• [Extracted entries]
==============================

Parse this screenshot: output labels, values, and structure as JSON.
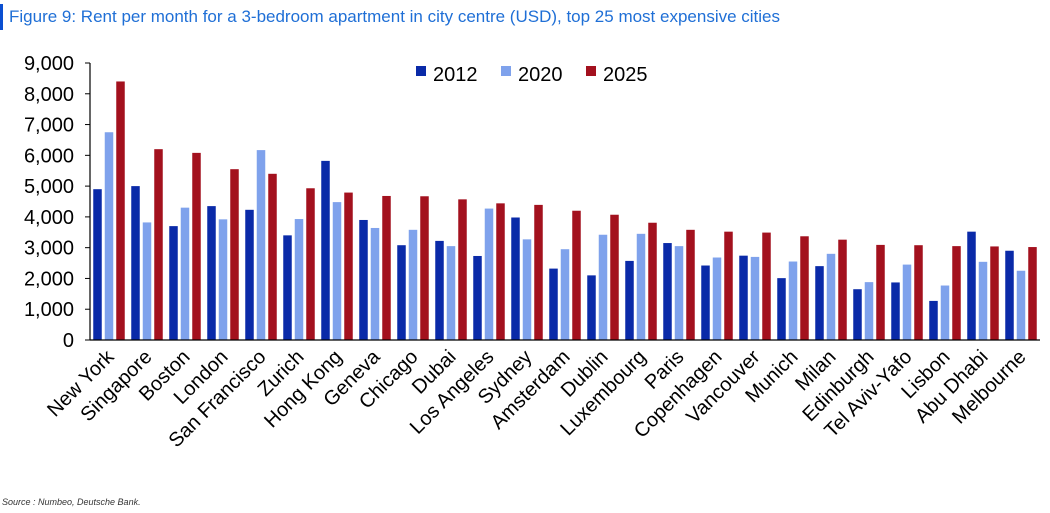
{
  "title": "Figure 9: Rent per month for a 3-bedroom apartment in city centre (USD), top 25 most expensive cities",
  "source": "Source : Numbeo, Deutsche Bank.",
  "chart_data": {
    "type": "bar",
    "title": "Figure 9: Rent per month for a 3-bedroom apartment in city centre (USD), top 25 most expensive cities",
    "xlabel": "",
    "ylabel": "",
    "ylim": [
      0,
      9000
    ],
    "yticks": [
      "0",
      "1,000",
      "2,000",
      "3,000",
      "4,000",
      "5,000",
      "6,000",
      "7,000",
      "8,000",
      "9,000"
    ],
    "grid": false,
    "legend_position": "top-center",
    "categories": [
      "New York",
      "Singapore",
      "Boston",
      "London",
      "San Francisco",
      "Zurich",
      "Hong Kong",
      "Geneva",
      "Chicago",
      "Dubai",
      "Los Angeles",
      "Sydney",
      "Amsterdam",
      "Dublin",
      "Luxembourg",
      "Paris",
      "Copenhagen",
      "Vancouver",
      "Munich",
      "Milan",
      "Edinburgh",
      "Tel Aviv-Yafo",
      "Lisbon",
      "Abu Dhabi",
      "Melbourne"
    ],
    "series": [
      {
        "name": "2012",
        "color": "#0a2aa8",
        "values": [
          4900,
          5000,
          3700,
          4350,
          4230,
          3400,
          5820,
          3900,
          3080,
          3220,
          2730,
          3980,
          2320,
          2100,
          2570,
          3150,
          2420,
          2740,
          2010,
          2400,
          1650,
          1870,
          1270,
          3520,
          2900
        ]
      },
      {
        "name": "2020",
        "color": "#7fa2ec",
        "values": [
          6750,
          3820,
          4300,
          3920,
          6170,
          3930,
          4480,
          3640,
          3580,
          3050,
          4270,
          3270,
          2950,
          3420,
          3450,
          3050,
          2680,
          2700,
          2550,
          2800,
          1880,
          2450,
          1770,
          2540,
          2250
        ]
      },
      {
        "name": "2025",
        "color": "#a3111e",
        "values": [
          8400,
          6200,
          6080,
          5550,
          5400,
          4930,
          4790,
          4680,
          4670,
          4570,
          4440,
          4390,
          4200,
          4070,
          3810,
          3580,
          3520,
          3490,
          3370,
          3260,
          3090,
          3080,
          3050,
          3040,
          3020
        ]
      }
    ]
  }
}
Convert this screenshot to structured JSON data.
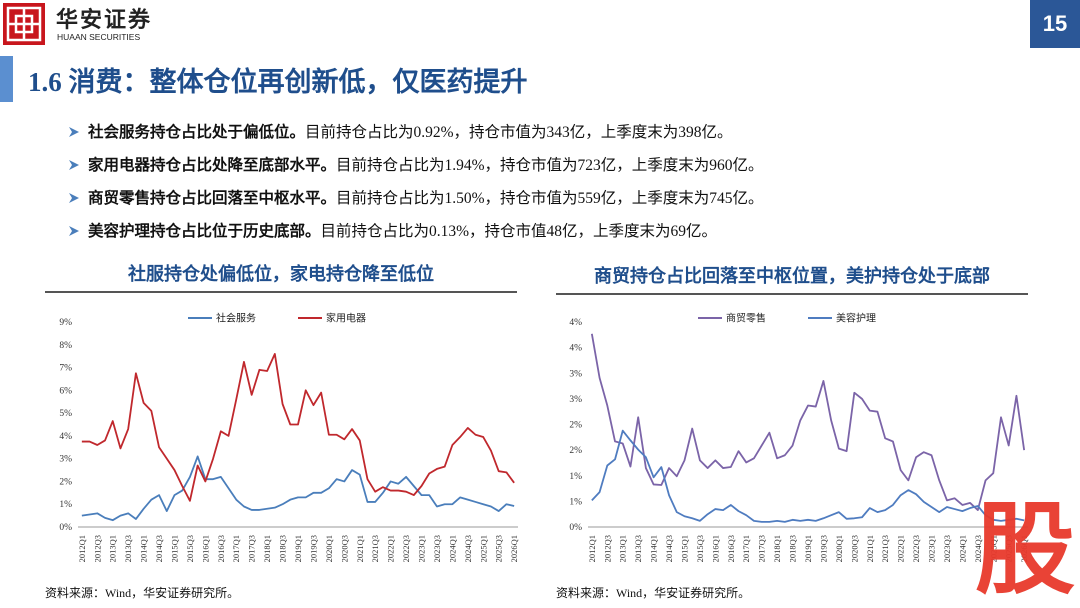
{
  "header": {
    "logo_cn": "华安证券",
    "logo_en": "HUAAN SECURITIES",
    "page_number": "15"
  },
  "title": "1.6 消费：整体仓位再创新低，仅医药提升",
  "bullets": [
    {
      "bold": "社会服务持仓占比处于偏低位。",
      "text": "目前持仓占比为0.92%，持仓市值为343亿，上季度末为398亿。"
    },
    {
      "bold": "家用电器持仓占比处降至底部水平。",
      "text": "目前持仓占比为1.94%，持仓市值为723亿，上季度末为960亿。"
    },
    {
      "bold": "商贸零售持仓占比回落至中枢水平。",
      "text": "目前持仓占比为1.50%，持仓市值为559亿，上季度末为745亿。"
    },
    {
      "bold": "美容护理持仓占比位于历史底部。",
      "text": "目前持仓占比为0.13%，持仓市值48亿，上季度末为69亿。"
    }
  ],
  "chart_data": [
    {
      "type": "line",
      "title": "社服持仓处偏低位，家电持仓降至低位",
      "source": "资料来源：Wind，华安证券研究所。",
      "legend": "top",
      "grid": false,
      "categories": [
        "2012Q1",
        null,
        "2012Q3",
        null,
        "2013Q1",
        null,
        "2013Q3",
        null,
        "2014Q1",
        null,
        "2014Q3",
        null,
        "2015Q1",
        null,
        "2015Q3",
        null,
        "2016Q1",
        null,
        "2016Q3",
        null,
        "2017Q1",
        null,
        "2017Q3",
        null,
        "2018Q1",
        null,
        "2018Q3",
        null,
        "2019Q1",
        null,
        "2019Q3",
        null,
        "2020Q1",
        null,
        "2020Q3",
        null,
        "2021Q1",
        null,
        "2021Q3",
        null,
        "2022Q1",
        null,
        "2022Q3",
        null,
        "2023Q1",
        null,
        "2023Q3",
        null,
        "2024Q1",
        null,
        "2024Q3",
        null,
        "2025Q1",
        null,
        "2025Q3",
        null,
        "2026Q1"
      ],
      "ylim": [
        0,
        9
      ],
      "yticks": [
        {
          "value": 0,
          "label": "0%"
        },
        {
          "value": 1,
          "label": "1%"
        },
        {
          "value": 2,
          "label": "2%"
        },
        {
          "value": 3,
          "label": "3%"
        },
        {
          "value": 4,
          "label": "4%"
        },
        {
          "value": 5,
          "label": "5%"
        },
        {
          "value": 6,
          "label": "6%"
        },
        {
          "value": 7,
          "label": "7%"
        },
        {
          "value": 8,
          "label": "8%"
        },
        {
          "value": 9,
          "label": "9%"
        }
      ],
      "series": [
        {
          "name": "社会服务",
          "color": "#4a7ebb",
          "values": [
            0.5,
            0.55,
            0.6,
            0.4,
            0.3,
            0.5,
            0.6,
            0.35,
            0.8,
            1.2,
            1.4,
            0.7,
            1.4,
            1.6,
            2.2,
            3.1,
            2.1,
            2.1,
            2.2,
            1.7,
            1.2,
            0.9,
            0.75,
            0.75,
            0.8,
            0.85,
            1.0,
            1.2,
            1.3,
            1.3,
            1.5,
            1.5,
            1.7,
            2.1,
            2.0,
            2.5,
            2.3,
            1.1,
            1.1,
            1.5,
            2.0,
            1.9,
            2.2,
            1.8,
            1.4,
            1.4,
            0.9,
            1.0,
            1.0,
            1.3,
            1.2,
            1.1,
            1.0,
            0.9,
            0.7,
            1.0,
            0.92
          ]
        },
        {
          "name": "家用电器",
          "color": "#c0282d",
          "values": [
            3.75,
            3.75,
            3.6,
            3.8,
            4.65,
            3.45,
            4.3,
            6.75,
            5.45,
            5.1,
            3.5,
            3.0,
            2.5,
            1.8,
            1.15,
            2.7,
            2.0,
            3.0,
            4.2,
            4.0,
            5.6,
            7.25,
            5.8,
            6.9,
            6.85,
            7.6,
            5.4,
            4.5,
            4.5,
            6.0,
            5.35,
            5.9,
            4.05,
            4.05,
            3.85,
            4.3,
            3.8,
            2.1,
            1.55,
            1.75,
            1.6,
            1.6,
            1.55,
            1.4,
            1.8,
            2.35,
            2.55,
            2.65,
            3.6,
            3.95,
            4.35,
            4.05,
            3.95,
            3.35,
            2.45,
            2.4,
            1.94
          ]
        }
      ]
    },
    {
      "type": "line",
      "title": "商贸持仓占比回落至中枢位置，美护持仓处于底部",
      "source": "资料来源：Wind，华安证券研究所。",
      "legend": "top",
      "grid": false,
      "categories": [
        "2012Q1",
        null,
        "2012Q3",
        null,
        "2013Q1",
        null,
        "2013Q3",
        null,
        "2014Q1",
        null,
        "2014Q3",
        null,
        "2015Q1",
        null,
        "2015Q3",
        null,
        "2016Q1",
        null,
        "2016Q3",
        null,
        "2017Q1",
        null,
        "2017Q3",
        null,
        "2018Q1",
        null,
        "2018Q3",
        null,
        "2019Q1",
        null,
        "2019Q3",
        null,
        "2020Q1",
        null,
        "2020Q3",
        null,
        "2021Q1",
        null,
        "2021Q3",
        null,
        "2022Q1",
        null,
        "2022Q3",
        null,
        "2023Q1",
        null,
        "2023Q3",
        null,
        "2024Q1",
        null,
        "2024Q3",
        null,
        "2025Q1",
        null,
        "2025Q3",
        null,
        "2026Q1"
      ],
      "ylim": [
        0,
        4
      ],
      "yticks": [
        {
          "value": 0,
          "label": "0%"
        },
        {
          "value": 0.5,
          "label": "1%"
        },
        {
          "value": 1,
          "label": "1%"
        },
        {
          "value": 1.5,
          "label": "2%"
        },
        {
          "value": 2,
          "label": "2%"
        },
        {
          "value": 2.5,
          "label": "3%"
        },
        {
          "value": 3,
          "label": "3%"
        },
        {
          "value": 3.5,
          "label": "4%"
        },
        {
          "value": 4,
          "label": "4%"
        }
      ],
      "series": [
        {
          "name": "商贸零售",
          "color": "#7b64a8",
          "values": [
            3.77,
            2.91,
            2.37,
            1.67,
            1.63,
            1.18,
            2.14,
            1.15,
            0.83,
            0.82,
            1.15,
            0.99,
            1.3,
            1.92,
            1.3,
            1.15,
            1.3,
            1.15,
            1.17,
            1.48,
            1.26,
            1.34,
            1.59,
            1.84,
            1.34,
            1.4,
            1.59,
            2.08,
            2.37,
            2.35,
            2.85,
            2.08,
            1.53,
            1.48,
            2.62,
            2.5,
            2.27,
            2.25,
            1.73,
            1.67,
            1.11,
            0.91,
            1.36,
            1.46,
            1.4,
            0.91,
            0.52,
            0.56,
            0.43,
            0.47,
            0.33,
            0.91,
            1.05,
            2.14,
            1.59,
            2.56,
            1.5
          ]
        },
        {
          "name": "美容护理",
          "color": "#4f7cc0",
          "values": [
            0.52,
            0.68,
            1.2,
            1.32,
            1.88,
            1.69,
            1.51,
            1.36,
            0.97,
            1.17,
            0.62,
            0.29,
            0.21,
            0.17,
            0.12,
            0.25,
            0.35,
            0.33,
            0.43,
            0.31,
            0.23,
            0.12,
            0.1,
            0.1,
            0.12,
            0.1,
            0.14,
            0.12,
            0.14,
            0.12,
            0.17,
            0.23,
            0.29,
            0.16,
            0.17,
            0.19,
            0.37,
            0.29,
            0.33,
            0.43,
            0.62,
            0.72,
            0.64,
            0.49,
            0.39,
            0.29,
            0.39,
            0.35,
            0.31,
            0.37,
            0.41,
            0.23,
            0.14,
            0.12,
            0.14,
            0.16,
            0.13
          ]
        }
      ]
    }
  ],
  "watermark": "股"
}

==============================

• [Direction] Copy each line of the records that contains the word "month".

• [Written solution]
  "title": "Figure 9: Rent per month for a 3-bedroom apartment in city centre (USD), top 25 most expensive cities",
    "title": "Figure 9: Rent per month for a 3-bedroom apartment in city centre (USD), top 25 most expensive cities",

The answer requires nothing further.